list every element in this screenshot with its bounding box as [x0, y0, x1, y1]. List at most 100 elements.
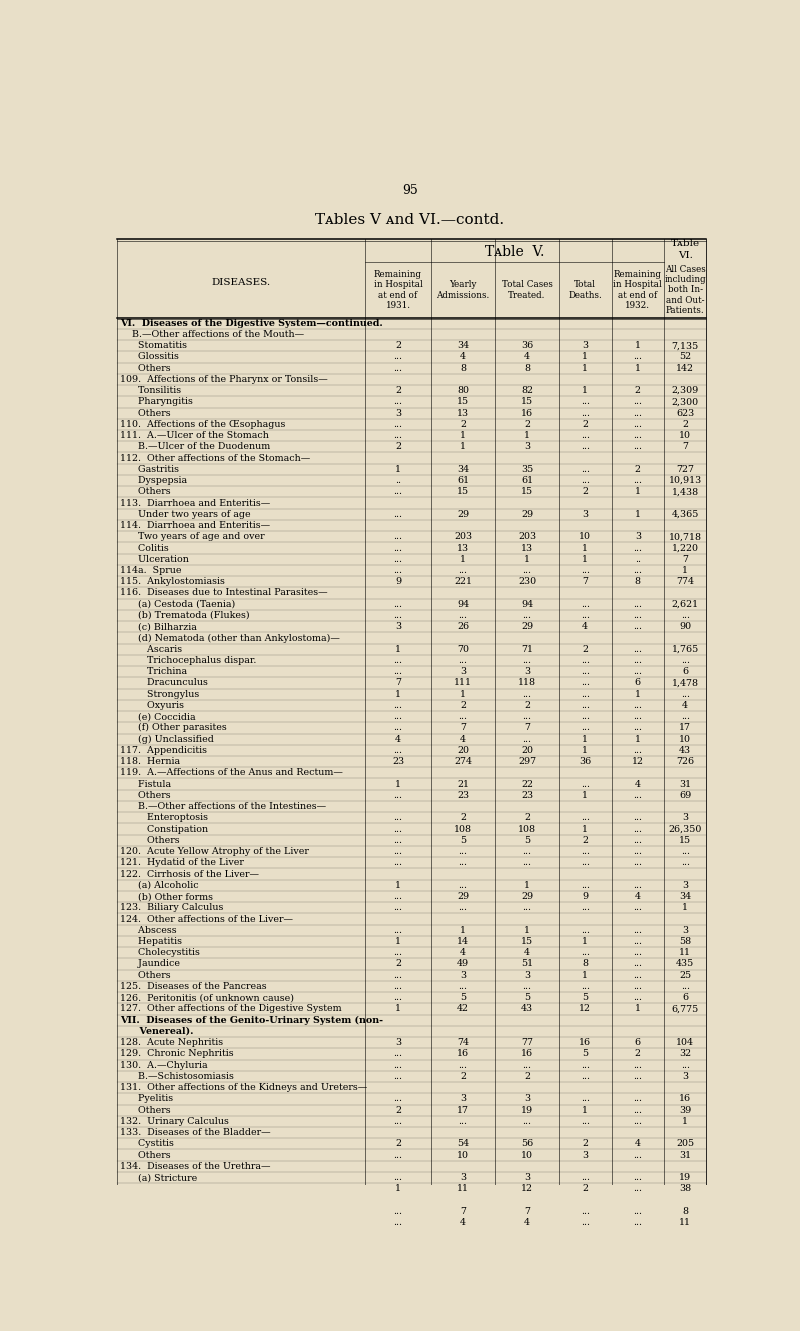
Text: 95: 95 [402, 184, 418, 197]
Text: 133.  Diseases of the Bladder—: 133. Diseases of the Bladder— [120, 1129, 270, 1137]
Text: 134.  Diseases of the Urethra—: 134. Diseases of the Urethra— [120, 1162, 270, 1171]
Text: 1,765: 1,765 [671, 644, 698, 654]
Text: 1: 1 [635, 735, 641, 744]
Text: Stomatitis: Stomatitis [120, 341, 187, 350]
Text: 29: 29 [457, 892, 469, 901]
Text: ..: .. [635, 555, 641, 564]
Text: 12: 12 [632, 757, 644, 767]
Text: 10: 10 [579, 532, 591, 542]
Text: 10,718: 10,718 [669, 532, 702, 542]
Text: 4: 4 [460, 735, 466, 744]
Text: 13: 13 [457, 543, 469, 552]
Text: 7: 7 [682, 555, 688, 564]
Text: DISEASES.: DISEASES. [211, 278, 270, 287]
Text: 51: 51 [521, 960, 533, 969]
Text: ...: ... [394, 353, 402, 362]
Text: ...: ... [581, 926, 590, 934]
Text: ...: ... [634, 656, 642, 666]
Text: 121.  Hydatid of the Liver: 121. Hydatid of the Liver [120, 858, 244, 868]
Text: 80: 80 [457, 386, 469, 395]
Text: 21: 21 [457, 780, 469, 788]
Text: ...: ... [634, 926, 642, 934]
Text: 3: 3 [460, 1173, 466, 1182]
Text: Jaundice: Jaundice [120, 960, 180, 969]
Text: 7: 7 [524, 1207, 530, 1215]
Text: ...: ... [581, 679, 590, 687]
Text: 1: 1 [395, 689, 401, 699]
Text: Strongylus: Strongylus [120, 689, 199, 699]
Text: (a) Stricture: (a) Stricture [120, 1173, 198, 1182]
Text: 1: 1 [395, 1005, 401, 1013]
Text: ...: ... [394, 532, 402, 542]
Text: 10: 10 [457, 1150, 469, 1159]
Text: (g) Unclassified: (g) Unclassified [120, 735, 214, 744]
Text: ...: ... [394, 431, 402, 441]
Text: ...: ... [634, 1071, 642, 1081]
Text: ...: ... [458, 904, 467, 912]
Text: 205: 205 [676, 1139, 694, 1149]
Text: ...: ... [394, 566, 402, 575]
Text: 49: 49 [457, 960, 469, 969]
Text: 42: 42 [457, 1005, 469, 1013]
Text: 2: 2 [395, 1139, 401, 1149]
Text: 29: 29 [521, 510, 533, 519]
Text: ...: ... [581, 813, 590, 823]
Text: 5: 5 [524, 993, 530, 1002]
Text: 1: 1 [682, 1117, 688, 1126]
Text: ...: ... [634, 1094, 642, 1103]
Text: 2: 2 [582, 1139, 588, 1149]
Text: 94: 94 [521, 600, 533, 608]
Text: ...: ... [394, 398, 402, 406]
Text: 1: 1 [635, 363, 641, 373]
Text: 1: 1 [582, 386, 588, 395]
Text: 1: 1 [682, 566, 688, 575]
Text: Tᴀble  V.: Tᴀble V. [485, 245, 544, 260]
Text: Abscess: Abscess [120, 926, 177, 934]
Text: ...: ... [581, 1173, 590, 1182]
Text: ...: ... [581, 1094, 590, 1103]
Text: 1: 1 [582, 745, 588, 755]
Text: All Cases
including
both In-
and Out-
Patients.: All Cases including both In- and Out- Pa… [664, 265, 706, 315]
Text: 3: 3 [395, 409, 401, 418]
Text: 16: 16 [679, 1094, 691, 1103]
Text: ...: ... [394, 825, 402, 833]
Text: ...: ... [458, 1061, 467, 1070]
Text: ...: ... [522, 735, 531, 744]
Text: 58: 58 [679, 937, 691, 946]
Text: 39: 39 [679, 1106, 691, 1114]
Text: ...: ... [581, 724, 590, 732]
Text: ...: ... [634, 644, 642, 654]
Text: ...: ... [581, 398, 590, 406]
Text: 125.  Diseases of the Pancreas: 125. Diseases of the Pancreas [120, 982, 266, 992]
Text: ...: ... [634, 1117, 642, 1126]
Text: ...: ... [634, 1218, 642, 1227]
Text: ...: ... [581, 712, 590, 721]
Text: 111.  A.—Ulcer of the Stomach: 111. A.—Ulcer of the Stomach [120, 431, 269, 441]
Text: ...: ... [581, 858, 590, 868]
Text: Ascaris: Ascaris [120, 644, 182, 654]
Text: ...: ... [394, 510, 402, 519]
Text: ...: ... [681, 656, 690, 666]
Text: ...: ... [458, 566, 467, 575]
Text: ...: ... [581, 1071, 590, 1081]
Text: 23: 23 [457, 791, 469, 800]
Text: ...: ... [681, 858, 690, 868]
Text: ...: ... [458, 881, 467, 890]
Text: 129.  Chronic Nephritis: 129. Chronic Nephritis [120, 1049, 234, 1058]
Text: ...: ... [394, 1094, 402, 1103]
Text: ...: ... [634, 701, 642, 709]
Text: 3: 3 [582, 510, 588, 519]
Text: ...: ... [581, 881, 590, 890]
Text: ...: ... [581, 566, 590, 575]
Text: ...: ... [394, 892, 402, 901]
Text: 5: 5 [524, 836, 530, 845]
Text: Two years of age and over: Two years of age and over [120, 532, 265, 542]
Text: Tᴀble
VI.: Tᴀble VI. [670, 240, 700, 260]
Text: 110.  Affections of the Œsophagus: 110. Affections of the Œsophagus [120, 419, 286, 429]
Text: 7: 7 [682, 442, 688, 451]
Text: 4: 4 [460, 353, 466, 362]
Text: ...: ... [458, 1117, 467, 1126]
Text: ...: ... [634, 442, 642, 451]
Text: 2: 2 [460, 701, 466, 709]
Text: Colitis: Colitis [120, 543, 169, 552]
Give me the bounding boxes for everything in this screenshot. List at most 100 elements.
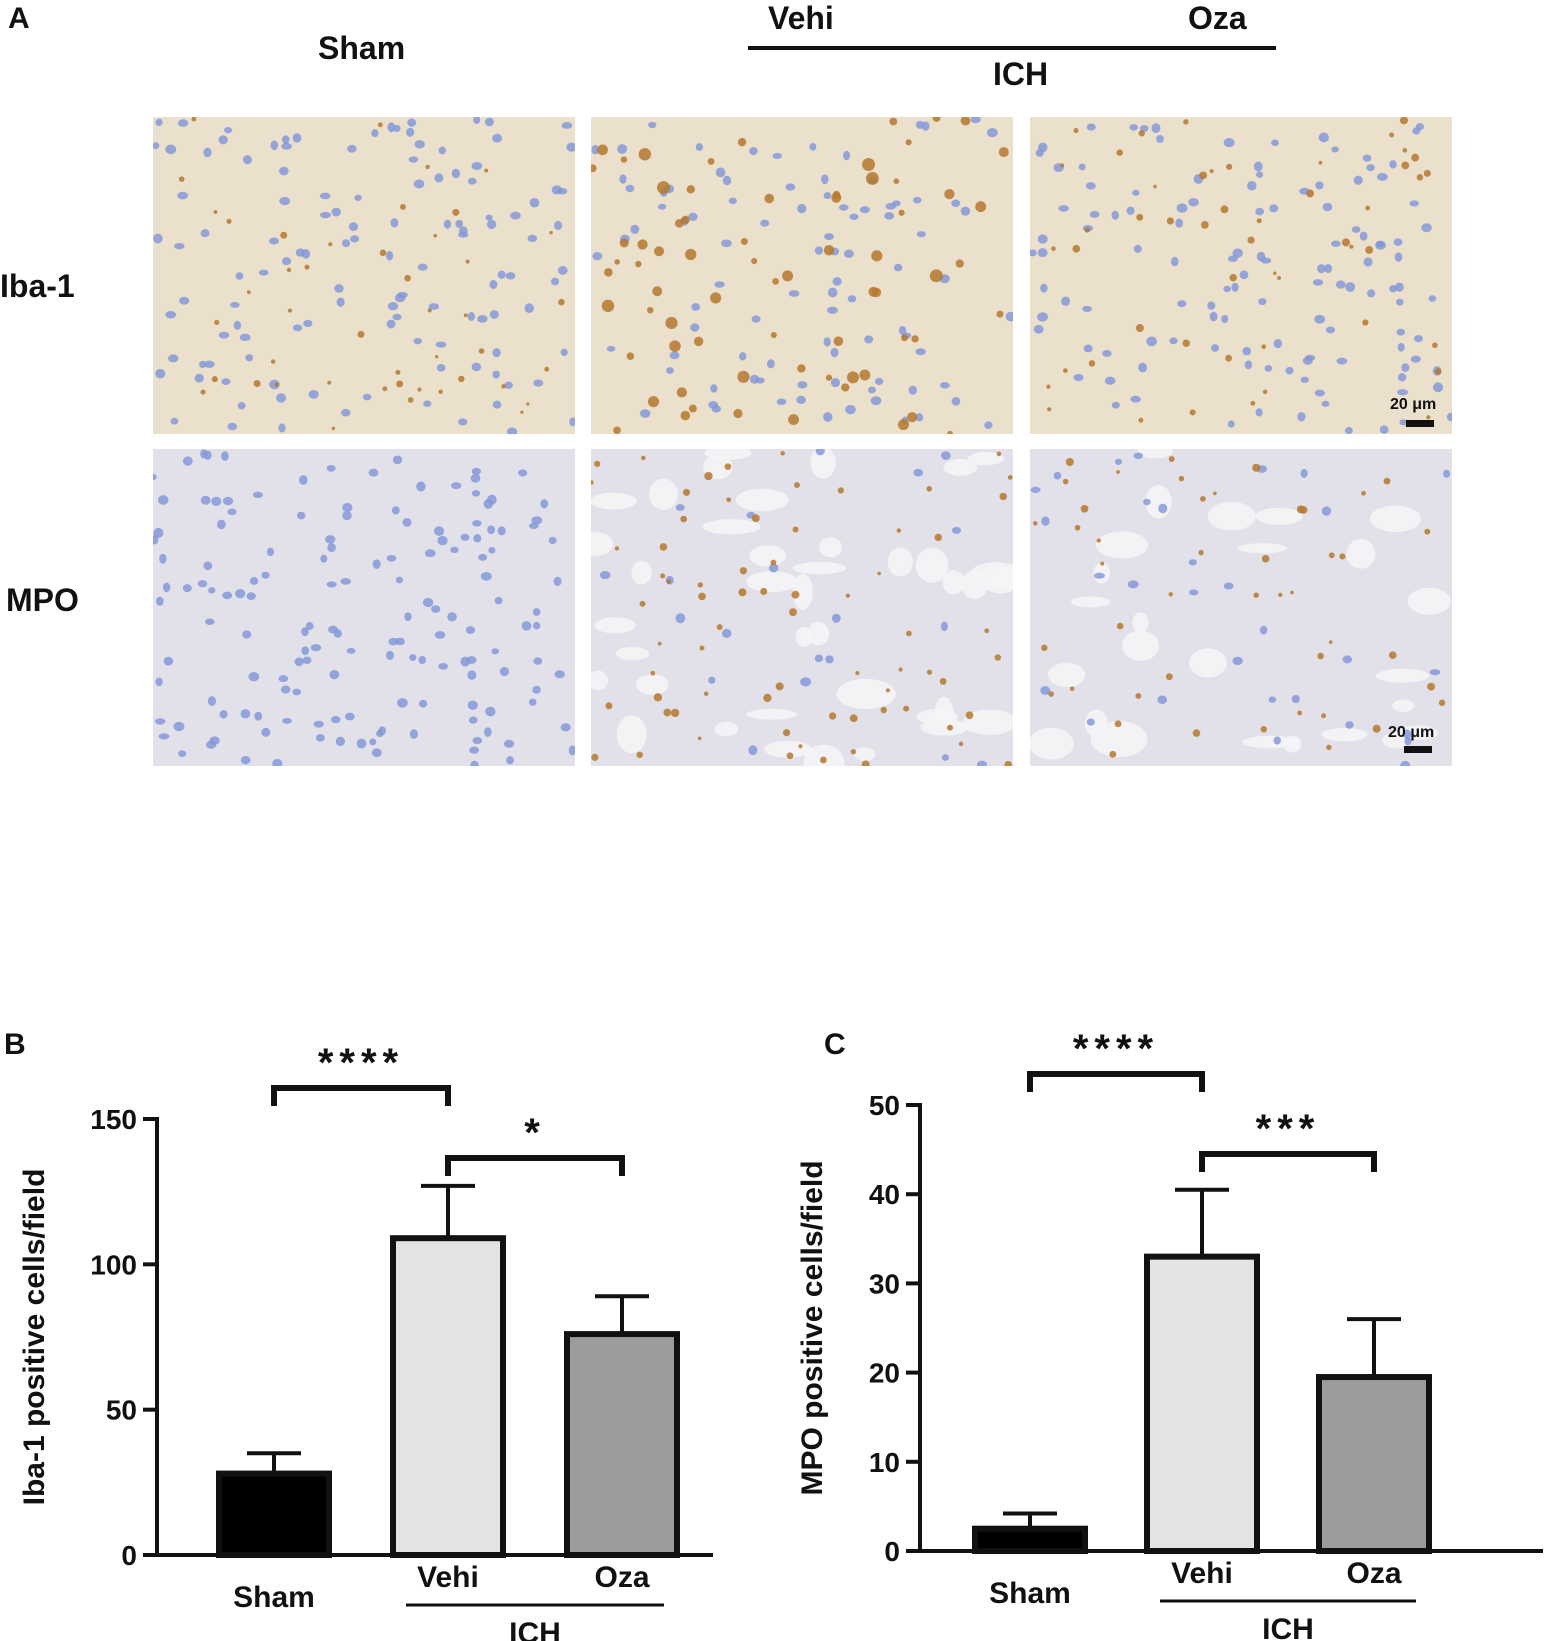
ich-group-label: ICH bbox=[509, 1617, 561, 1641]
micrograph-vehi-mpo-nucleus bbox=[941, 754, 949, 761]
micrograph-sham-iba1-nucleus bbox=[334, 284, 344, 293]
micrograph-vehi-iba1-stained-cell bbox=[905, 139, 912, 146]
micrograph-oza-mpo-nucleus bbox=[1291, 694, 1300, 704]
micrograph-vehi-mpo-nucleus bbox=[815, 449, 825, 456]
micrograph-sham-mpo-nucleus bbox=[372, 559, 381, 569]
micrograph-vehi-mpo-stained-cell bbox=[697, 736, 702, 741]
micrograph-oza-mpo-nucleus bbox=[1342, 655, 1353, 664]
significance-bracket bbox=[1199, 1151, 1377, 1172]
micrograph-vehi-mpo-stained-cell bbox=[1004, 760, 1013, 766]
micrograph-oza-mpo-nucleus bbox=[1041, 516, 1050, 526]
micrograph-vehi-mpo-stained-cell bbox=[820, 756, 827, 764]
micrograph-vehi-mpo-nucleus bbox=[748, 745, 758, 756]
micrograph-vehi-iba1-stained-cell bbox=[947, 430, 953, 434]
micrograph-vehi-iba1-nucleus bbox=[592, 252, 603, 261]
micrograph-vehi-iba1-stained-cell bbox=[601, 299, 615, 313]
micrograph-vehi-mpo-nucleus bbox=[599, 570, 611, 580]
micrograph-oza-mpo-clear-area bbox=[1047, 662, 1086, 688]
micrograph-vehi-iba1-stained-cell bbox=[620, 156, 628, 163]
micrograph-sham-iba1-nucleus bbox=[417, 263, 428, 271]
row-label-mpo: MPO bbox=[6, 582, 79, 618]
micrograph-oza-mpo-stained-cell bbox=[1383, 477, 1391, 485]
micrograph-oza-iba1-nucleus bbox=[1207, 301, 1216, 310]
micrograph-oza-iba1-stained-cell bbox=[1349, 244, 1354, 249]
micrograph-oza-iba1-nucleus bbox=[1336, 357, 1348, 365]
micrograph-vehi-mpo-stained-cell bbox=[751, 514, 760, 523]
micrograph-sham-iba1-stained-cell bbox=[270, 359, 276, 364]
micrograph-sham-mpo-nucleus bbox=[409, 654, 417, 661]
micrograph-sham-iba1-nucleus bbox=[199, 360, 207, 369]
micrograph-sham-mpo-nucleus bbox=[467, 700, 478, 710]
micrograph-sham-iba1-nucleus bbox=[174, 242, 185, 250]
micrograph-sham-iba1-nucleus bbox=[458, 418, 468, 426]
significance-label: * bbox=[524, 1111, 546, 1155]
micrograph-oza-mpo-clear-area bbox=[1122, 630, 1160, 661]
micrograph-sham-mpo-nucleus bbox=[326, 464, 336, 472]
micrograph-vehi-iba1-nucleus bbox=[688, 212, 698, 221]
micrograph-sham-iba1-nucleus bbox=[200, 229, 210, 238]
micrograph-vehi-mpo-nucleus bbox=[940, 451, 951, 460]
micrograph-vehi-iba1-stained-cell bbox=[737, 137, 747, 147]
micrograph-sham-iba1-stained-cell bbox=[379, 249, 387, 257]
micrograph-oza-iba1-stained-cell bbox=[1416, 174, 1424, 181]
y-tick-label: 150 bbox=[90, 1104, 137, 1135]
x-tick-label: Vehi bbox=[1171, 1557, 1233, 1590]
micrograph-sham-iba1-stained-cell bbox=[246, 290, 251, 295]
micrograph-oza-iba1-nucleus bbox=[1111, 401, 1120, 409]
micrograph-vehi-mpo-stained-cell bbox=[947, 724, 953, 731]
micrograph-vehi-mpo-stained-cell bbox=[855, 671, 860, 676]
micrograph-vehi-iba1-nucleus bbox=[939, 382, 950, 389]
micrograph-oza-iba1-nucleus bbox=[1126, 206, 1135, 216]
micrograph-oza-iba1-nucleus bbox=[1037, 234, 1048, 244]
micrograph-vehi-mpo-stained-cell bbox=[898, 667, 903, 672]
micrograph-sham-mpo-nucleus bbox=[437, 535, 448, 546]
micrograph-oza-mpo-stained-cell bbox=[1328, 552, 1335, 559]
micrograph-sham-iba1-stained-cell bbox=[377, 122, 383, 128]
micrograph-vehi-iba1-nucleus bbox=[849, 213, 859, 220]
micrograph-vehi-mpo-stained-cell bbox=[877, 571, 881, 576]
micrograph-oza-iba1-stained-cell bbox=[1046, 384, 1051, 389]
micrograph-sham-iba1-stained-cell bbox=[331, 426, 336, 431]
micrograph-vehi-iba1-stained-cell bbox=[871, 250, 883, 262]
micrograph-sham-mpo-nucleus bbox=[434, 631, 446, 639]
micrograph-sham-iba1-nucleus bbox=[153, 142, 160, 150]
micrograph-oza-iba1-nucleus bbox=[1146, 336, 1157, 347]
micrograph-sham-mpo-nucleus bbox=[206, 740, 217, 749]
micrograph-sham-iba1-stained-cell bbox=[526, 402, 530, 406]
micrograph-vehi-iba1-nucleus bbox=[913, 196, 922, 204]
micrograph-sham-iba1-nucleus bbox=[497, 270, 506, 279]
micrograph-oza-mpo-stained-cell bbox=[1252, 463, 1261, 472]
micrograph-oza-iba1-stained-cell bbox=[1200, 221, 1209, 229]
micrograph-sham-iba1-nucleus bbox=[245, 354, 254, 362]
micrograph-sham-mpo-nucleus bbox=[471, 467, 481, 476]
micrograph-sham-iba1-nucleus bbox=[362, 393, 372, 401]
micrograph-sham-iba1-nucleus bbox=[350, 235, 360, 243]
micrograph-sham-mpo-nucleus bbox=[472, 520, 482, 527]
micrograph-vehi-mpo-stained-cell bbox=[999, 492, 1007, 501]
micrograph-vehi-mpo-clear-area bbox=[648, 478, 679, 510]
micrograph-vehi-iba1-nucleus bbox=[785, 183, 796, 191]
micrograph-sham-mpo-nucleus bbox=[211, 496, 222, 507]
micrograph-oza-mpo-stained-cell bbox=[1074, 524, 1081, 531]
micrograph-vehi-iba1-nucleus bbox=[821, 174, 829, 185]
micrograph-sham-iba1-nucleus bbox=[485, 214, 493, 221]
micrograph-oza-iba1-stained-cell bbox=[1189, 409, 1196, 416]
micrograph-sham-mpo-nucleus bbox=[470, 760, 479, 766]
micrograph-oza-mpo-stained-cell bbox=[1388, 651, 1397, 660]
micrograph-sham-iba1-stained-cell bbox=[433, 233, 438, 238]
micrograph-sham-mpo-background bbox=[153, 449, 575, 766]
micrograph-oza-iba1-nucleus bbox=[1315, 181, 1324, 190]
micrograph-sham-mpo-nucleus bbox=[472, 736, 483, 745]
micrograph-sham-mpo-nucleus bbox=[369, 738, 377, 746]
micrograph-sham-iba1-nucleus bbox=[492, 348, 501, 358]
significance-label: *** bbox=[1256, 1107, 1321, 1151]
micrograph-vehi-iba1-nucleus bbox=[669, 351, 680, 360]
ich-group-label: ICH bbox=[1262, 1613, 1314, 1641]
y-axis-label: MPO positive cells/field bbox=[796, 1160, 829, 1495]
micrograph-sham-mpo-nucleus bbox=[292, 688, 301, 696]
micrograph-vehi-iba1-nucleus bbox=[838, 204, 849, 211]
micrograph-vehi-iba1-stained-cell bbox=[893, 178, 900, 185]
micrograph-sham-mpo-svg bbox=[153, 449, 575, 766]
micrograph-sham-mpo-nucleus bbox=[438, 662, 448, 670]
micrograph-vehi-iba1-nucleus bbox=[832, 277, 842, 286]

^^^^

*WHAT YOU SHOULD DO:*
Search the data above for lines holding "clear" and copy each of them.

*RESULT:*
micrograph-oza-mpo-clear-area bbox=[1047, 662, 1086, 688]
micrograph-oza-mpo-clear-area bbox=[1122, 630, 1160, 661]
micrograph-vehi-mpo-clear-area bbox=[648, 478, 679, 510]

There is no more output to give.